◆ Work to be completed
Check each line for the string "citron", then give only how many lines have it.

====

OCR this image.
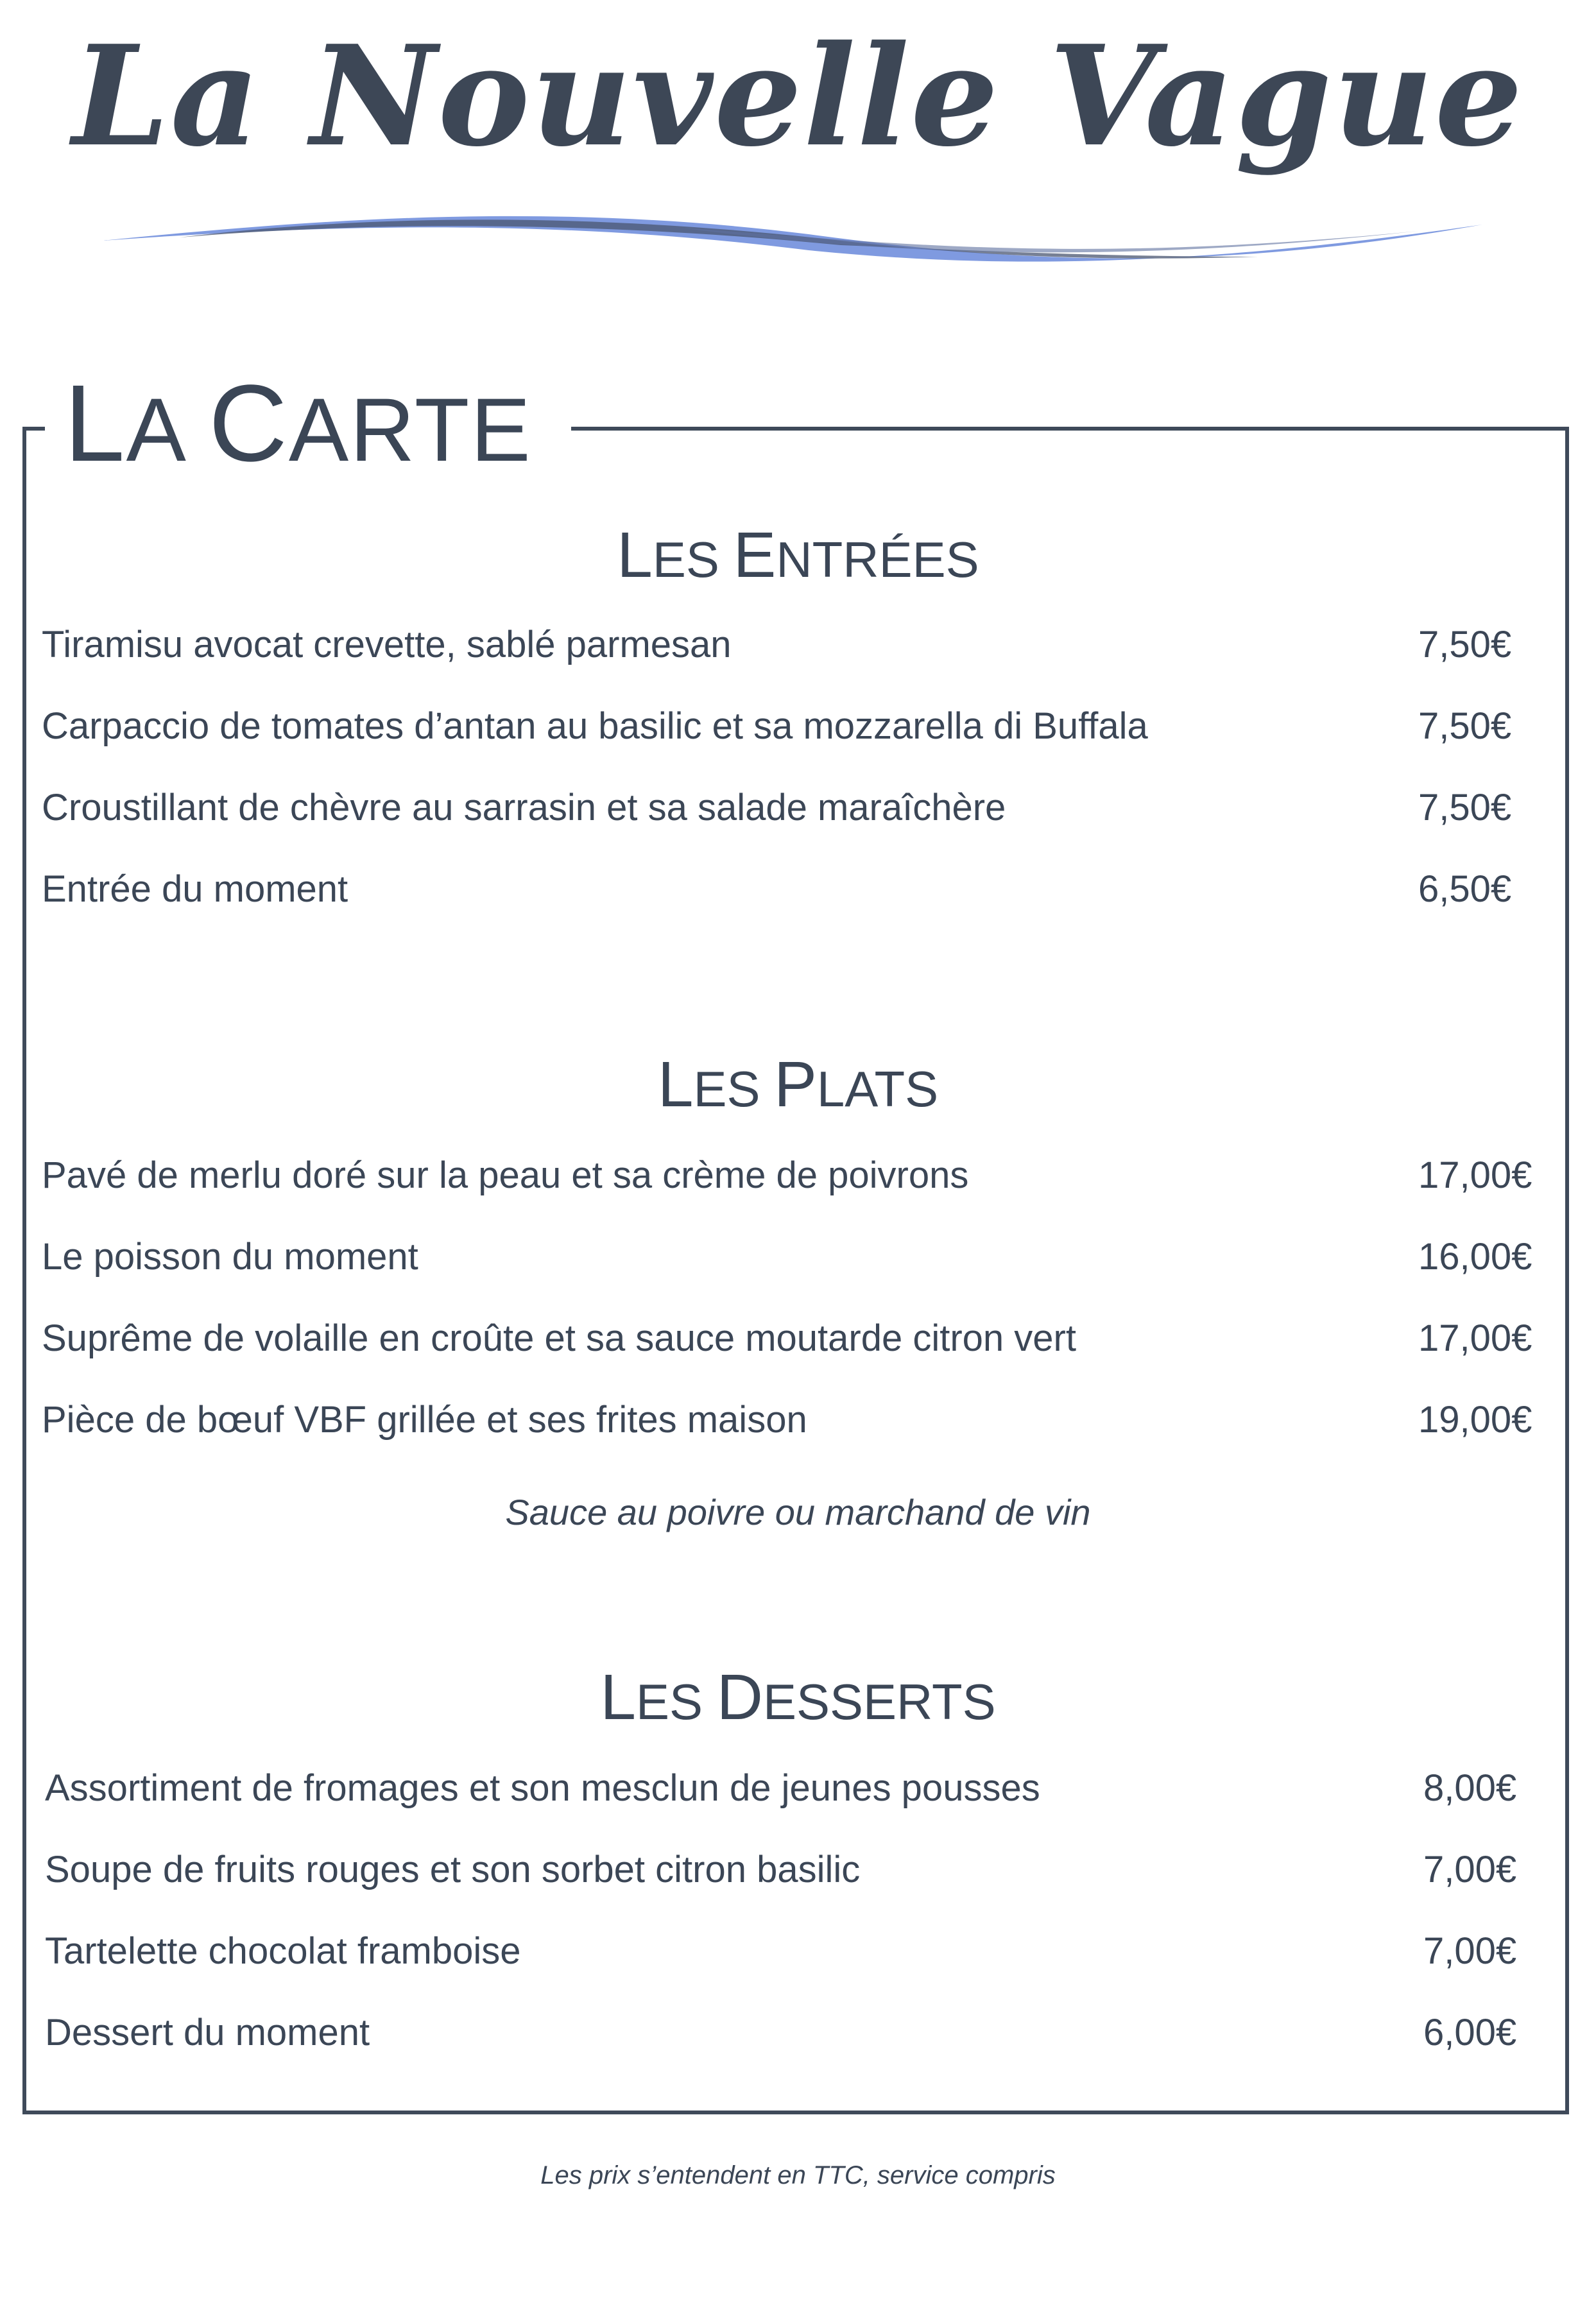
La Nouvelle Vague
LA CARTE
LES ENTRÉES
Tiramisu avocat crevette, sablé parmesan	7,50€
Carpaccio de tomates d’antan au basilic et sa mozzarella di Buffala	7,50€
Croustillant de chèvre au sarrasin et sa salade maraîchère	7,50€
Entrée du moment	6,50€
LES PLATS
Pavé de merlu doré sur la peau et sa crème de poivrons	17,00€
Le poisson du moment	16,00€
Suprême de volaille en croûte et sa sauce moutarde citron vert	17,00€
Pièce de bœuf VBF grillée et ses frites maison	19,00€
Sauce au poivre ou marchand de vin
LES DESSERTS
Assortiment de fromages et son mesclun de jeunes pousses	8,00€
Soupe de fruits rouges et son sorbet citron basilic	7,00€
Tartelette chocolat framboise	7,00€
Dessert du moment	6,00€
Les prix s’entendent en TTC, service compris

====

◆ Written solution
2